_Entries shown_
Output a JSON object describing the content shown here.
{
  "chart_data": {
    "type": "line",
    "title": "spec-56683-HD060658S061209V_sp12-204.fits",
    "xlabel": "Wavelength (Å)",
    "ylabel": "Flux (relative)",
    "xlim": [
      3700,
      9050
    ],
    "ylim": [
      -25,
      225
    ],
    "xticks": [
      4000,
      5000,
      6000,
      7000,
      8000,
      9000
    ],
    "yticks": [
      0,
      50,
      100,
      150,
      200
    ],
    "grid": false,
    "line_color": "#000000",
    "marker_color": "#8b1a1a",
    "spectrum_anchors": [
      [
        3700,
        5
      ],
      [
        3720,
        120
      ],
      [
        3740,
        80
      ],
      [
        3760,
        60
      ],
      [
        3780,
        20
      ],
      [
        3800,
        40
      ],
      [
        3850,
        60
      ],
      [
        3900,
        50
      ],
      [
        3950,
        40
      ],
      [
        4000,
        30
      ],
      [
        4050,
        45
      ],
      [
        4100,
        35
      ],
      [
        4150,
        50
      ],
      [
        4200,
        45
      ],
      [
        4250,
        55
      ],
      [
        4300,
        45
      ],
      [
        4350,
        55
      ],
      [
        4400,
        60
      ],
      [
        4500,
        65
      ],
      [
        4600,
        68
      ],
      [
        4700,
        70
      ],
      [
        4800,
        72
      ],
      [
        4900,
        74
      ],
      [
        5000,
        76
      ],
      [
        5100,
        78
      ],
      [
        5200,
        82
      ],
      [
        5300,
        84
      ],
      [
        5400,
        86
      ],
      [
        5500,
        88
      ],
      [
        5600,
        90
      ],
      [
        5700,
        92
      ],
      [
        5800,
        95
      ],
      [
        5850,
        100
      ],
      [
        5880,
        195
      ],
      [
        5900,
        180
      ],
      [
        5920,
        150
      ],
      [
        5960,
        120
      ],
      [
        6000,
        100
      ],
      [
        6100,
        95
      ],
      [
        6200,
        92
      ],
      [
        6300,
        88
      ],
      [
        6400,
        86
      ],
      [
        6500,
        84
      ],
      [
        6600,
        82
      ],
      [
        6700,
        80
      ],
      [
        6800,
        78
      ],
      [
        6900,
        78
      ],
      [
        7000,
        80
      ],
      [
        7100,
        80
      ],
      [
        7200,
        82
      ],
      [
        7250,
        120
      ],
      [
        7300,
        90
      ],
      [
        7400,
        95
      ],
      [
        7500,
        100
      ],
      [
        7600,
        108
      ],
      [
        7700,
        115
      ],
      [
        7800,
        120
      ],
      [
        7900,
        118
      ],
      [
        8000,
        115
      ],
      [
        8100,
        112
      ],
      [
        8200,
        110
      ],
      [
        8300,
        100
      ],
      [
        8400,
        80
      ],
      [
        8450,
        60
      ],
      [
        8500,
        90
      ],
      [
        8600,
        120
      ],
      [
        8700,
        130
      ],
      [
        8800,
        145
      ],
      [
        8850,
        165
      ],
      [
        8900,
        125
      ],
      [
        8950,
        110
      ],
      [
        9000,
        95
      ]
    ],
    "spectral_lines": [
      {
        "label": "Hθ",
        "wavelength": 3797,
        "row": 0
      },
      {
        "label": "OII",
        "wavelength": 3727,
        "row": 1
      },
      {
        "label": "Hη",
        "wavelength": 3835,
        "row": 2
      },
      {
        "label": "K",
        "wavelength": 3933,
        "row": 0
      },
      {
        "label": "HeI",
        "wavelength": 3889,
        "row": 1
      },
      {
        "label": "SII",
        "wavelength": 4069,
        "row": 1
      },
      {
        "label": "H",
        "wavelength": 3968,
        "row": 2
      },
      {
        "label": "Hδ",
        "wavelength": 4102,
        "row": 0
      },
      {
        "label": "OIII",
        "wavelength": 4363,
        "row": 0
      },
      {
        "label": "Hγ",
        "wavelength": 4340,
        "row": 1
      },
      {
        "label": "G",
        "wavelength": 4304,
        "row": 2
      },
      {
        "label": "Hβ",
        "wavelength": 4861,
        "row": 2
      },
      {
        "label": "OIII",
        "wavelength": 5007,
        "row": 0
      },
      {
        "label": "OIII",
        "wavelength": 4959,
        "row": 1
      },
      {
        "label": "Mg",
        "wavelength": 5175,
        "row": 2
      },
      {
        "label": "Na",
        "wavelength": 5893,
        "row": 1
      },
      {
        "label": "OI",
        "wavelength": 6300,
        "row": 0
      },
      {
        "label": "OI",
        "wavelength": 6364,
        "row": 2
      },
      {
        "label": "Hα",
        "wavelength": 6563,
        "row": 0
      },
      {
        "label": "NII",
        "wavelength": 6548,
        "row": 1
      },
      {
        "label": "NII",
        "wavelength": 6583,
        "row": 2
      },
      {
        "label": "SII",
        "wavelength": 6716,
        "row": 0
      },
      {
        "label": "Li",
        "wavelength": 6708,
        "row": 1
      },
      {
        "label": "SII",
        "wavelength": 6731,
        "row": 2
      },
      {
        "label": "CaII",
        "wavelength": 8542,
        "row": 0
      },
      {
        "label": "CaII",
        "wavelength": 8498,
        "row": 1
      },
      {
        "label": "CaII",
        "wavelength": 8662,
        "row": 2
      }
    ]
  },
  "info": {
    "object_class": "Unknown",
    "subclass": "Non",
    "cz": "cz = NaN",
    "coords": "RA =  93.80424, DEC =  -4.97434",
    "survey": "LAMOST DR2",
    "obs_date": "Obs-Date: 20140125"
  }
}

_Short problem_
The records above should be returned exactly.

_Task output_
Output a JSON object describing the content shown here.
{
  "chart_data": {
    "type": "line",
    "title": "spec-56683-HD060658S061209V_sp12-204.fits",
    "xlabel": "Wavelength (Å)",
    "ylabel": "Flux (relative)",
    "xlim": [
      3700,
      9050
    ],
    "ylim": [
      -25,
      225
    ],
    "xticks": [
      4000,
      5000,
      6000,
      7000,
      8000,
      9000
    ],
    "yticks": [
      0,
      50,
      100,
      150,
      200
    ],
    "grid": false,
    "line_color": "#000000",
    "marker_color": "#8b1a1a",
    "spectrum_anchors": [
      [
        3700,
        5
      ],
      [
        3720,
        120
      ],
      [
        3740,
        80
      ],
      [
        3760,
        60
      ],
      [
        3780,
        20
      ],
      [
        3800,
        40
      ],
      [
        3850,
        60
      ],
      [
        3900,
        50
      ],
      [
        3950,
        40
      ],
      [
        4000,
        30
      ],
      [
        4050,
        45
      ],
      [
        4100,
        35
      ],
      [
        4150,
        50
      ],
      [
        4200,
        45
      ],
      [
        4250,
        55
      ],
      [
        4300,
        45
      ],
      [
        4350,
        55
      ],
      [
        4400,
        60
      ],
      [
        4500,
        65
      ],
      [
        4600,
        68
      ],
      [
        4700,
        70
      ],
      [
        4800,
        72
      ],
      [
        4900,
        74
      ],
      [
        5000,
        76
      ],
      [
        5100,
        78
      ],
      [
        5200,
        82
      ],
      [
        5300,
        84
      ],
      [
        5400,
        86
      ],
      [
        5500,
        88
      ],
      [
        5600,
        90
      ],
      [
        5700,
        92
      ],
      [
        5800,
        95
      ],
      [
        5850,
        100
      ],
      [
        5880,
        195
      ],
      [
        5900,
        180
      ],
      [
        5920,
        150
      ],
      [
        5960,
        120
      ],
      [
        6000,
        100
      ],
      [
        6100,
        95
      ],
      [
        6200,
        92
      ],
      [
        6300,
        88
      ],
      [
        6400,
        86
      ],
      [
        6500,
        84
      ],
      [
        6600,
        82
      ],
      [
        6700,
        80
      ],
      [
        6800,
        78
      ],
      [
        6900,
        78
      ],
      [
        7000,
        80
      ],
      [
        7100,
        80
      ],
      [
        7200,
        82
      ],
      [
        7250,
        120
      ],
      [
        7300,
        90
      ],
      [
        7400,
        95
      ],
      [
        7500,
        100
      ],
      [
        7600,
        108
      ],
      [
        7700,
        115
      ],
      [
        7800,
        120
      ],
      [
        7900,
        118
      ],
      [
        8000,
        115
      ],
      [
        8100,
        112
      ],
      [
        8200,
        110
      ],
      [
        8300,
        100
      ],
      [
        8400,
        80
      ],
      [
        8450,
        60
      ],
      [
        8500,
        90
      ],
      [
        8600,
        120
      ],
      [
        8700,
        130
      ],
      [
        8800,
        145
      ],
      [
        8850,
        165
      ],
      [
        8900,
        125
      ],
      [
        8950,
        110
      ],
      [
        9000,
        95
      ]
    ],
    "spectral_lines": [
      {
        "label": "Hθ",
        "wavelength": 3797,
        "row": 0
      },
      {
        "label": "OII",
        "wavelength": 3727,
        "row": 1
      },
      {
        "label": "Hη",
        "wavelength": 3835,
        "row": 2
      },
      {
        "label": "K",
        "wavelength": 3933,
        "row": 0
      },
      {
        "label": "HeI",
        "wavelength": 3889,
        "row": 1
      },
      {
        "label": "SII",
        "wavelength": 4069,
        "row": 1
      },
      {
        "label": "H",
        "wavelength": 3968,
        "row": 2
      },
      {
        "label": "Hδ",
        "wavelength": 4102,
        "row": 0
      },
      {
        "label": "OIII",
        "wavelength": 4363,
        "row": 0
      },
      {
        "label": "Hγ",
        "wavelength": 4340,
        "row": 1
      },
      {
        "label": "G",
        "wavelength": 4304,
        "row": 2
      },
      {
        "label": "Hβ",
        "wavelength": 4861,
        "row": 2
      },
      {
        "label": "OIII",
        "wavelength": 5007,
        "row": 0
      },
      {
        "label": "OIII",
        "wavelength": 4959,
        "row": 1
      },
      {
        "label": "Mg",
        "wavelength": 5175,
        "row": 2
      },
      {
        "label": "Na",
        "wavelength": 5893,
        "row": 1
      },
      {
        "label": "OI",
        "wavelength": 6300,
        "row": 0
      },
      {
        "label": "OI",
        "wavelength": 6364,
        "row": 2
      },
      {
        "label": "Hα",
        "wavelength": 6563,
        "row": 0
      },
      {
        "label": "NII",
        "wavelength": 6548,
        "row": 1
      },
      {
        "label": "NII",
        "wavelength": 6583,
        "row": 2
      },
      {
        "label": "SII",
        "wavelength": 6716,
        "row": 0
      },
      {
        "label": "Li",
        "wavelength": 6708,
        "row": 1
      },
      {
        "label": "SII",
        "wavelength": 6731,
        "row": 2
      },
      {
        "label": "CaII",
        "wavelength": 8542,
        "row": 0
      },
      {
        "label": "CaII",
        "wavelength": 8498,
        "row": 1
      },
      {
        "label": "CaII",
        "wavelength": 8662,
        "row": 2
      }
    ]
  },
  "info": {
    "object_class": "Unknown",
    "subclass": "Non",
    "cz": "cz = NaN",
    "coords": "RA =  93.80424, DEC =  -4.97434",
    "survey": "LAMOST DR2",
    "obs_date": "Obs-Date: 20140125"
  }
}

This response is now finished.